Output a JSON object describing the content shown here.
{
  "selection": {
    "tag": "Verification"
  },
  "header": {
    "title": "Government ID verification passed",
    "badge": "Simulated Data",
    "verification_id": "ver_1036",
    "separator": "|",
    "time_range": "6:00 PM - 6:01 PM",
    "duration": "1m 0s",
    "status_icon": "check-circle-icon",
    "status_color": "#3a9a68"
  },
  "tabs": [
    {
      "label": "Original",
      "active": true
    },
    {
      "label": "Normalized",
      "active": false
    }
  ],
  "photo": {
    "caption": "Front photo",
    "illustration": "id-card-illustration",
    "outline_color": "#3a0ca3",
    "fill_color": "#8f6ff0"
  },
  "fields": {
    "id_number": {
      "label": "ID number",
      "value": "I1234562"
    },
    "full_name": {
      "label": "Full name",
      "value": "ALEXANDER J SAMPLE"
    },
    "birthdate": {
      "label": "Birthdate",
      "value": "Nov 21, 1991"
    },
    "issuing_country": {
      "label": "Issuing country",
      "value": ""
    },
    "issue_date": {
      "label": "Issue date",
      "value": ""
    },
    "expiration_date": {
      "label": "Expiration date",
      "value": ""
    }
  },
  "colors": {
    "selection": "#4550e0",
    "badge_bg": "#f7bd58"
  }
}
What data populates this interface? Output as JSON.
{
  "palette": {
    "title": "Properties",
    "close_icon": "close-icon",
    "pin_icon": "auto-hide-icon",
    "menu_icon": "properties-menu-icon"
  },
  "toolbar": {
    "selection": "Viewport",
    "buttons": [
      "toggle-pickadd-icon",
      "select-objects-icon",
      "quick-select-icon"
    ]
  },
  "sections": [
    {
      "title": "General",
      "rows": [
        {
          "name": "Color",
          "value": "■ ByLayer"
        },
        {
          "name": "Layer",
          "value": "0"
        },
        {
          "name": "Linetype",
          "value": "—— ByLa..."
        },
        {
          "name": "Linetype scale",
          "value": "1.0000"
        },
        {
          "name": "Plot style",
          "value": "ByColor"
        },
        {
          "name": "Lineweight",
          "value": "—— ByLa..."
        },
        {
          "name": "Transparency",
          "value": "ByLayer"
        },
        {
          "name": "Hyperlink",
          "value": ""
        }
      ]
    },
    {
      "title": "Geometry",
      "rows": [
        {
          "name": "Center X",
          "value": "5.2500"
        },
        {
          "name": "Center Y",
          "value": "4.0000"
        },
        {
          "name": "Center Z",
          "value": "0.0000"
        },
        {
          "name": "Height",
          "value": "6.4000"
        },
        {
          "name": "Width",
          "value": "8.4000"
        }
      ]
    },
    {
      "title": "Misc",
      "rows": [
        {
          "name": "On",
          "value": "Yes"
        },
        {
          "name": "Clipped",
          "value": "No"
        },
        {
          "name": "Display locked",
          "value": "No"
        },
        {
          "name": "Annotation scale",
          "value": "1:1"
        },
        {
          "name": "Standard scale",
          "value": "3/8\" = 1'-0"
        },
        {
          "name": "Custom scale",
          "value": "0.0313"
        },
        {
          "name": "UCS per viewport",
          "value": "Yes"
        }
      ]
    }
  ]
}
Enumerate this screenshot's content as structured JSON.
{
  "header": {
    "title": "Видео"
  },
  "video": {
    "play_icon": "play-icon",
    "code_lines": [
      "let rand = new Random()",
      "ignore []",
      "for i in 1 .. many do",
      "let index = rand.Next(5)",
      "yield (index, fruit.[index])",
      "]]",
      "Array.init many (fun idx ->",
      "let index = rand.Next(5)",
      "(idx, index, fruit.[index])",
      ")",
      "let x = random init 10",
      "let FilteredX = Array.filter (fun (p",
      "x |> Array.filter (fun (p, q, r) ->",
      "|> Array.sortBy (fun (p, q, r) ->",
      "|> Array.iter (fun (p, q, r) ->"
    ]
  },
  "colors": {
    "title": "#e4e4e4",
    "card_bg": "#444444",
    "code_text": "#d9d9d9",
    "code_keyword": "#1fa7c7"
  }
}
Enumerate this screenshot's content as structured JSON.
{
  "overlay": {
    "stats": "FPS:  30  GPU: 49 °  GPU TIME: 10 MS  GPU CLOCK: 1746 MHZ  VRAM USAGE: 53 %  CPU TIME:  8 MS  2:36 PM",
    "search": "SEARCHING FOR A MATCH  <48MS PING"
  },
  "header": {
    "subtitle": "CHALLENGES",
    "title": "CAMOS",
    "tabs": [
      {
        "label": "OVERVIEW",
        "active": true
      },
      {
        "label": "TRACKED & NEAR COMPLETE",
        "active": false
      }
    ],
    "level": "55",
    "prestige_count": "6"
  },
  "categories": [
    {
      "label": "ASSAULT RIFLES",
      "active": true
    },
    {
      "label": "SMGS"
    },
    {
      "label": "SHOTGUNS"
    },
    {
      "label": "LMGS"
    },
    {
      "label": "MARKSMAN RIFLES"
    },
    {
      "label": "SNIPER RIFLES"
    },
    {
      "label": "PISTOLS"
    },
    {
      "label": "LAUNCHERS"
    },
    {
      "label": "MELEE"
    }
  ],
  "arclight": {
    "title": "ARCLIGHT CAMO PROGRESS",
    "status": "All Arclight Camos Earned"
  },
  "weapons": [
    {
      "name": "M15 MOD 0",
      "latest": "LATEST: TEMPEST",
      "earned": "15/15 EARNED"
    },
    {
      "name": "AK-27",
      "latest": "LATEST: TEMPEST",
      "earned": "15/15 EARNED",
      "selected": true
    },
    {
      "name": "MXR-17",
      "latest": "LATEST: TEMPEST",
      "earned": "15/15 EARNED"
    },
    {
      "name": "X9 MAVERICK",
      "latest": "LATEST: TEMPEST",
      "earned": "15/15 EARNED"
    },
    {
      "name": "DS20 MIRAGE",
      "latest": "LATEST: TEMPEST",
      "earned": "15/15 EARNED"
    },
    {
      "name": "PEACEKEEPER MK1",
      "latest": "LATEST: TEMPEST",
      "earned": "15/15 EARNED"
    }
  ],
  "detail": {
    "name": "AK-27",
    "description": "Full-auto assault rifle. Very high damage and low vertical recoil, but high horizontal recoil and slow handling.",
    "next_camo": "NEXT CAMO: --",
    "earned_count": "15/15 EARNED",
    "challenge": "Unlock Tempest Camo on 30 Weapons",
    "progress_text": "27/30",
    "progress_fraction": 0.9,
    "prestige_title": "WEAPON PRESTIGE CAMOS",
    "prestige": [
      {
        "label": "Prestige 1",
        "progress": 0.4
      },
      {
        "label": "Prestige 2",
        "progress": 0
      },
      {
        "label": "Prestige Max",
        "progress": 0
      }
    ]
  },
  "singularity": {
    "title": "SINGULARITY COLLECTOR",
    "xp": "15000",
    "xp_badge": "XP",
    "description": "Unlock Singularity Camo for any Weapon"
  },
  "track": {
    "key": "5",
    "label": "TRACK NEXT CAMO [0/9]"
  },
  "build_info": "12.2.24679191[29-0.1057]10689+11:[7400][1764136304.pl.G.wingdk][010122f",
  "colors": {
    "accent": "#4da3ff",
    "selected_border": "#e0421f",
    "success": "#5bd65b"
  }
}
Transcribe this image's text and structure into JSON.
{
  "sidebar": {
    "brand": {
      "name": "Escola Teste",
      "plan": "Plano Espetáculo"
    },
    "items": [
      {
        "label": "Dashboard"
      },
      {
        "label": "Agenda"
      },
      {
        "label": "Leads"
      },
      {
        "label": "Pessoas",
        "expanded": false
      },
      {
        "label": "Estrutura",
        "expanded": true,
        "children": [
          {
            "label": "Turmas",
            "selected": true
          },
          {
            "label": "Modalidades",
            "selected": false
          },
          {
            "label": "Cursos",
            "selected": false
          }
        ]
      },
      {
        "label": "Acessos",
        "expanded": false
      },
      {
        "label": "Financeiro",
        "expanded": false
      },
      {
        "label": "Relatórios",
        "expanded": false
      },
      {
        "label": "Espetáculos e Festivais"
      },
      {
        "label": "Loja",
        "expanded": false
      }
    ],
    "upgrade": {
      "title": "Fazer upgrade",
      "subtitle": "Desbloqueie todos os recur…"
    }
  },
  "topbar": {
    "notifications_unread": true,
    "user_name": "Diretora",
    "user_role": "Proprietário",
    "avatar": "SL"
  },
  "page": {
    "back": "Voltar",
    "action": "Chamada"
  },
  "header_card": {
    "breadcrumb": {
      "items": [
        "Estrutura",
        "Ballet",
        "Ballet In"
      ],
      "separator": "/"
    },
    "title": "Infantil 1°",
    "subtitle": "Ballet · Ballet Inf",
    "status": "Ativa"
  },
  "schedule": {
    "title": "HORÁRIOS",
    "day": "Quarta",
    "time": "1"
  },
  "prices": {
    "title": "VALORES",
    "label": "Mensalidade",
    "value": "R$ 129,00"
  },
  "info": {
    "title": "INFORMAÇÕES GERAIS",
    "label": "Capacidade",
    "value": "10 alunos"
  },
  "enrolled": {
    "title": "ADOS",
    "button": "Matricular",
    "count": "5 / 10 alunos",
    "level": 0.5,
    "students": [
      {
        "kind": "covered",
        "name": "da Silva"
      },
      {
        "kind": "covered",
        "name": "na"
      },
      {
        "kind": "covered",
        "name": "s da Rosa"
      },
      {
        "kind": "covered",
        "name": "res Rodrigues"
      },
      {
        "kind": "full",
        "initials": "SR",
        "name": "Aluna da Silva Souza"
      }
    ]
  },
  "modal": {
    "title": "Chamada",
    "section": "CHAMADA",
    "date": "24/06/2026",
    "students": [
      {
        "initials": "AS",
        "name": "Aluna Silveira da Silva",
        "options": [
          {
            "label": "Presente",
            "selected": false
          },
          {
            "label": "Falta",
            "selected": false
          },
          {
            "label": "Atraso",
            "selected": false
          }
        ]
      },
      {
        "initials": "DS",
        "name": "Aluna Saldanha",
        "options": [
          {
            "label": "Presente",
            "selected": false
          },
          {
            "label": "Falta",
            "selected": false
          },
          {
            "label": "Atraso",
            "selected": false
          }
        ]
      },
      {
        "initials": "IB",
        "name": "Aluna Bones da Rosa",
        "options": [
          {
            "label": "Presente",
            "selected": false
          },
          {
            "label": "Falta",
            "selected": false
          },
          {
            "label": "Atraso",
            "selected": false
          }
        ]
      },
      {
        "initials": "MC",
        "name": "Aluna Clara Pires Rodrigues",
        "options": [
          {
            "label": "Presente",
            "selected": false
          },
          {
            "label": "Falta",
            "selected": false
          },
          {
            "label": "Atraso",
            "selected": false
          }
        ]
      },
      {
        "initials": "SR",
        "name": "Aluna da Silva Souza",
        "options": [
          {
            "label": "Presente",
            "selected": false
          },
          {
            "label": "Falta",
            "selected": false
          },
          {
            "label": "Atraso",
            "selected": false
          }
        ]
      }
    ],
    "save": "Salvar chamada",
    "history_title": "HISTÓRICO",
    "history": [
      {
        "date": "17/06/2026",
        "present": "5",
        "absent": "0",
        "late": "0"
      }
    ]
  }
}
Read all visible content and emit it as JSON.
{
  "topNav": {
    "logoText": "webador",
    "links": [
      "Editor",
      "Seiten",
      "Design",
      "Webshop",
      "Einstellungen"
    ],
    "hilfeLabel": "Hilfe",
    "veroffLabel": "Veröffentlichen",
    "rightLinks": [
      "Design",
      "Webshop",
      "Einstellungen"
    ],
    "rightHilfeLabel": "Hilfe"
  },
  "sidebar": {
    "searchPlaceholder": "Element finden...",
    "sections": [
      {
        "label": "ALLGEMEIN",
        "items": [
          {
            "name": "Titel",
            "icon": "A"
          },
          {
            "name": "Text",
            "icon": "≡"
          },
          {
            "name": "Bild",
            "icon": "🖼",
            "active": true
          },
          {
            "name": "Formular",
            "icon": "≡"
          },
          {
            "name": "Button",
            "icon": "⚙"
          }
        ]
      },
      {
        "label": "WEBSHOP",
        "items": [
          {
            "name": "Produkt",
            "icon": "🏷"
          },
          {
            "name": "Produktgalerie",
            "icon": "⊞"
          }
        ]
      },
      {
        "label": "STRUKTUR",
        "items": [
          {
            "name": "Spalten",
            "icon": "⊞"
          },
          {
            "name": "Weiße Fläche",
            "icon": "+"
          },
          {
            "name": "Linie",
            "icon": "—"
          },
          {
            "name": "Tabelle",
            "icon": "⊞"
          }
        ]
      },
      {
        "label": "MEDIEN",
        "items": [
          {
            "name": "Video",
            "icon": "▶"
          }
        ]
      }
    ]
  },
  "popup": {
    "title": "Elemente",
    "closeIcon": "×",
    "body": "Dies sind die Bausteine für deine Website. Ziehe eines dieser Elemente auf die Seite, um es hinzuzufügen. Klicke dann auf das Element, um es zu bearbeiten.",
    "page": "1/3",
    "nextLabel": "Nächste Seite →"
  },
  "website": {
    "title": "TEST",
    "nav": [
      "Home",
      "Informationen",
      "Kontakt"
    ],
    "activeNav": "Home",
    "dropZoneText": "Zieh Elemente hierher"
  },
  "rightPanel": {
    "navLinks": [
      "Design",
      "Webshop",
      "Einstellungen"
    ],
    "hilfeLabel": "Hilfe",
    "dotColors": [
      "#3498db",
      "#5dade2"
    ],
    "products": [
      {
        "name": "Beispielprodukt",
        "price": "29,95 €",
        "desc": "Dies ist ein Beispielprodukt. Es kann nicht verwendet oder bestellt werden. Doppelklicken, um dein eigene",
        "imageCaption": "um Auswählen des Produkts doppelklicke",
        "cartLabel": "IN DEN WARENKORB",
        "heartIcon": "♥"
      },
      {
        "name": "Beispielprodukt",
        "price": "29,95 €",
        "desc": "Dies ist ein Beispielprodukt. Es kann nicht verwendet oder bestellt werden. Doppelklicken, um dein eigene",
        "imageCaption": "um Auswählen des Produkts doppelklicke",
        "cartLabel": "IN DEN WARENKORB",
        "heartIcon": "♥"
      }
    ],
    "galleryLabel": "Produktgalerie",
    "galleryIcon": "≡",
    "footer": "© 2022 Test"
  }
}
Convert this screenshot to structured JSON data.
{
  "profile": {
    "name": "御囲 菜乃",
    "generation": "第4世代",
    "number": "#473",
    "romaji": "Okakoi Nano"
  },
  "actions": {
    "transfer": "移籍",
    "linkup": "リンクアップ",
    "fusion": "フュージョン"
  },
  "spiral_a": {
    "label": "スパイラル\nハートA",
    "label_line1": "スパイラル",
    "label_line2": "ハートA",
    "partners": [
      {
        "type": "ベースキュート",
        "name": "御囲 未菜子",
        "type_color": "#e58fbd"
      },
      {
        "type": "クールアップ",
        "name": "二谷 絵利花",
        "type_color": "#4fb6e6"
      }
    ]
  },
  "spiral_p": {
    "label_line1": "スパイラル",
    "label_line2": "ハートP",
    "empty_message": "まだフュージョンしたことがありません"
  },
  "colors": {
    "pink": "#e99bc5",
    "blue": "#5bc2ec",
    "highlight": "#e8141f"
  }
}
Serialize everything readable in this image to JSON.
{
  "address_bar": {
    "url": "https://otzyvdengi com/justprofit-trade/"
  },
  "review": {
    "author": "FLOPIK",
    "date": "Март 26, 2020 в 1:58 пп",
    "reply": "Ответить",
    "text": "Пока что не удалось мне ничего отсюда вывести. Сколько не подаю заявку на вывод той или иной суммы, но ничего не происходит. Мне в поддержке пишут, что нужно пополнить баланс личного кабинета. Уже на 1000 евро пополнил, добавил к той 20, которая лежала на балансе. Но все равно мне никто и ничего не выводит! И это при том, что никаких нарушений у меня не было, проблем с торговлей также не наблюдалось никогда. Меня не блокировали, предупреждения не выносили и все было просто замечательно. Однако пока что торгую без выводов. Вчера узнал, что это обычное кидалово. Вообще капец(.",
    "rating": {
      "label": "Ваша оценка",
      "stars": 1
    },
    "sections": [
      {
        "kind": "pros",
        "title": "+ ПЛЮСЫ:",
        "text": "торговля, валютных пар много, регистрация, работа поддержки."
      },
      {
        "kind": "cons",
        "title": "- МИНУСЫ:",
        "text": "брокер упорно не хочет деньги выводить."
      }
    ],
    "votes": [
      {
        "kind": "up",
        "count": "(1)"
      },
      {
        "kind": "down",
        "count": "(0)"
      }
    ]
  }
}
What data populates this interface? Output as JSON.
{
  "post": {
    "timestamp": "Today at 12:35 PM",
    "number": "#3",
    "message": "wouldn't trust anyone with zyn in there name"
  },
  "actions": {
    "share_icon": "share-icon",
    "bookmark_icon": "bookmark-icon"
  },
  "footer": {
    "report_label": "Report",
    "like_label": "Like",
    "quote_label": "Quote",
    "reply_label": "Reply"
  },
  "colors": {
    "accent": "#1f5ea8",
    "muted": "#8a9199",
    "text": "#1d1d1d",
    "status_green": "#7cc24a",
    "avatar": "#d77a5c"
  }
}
──────
# Stated exercise:
Copy each line that contains the word "subtitle".

# Response for this exercise:
    "subtitle": "CHALLENGES",
      "subtitle": "Desbloqueie todos os recur…"
    "subtitle": "Ballet · Ballet Inf",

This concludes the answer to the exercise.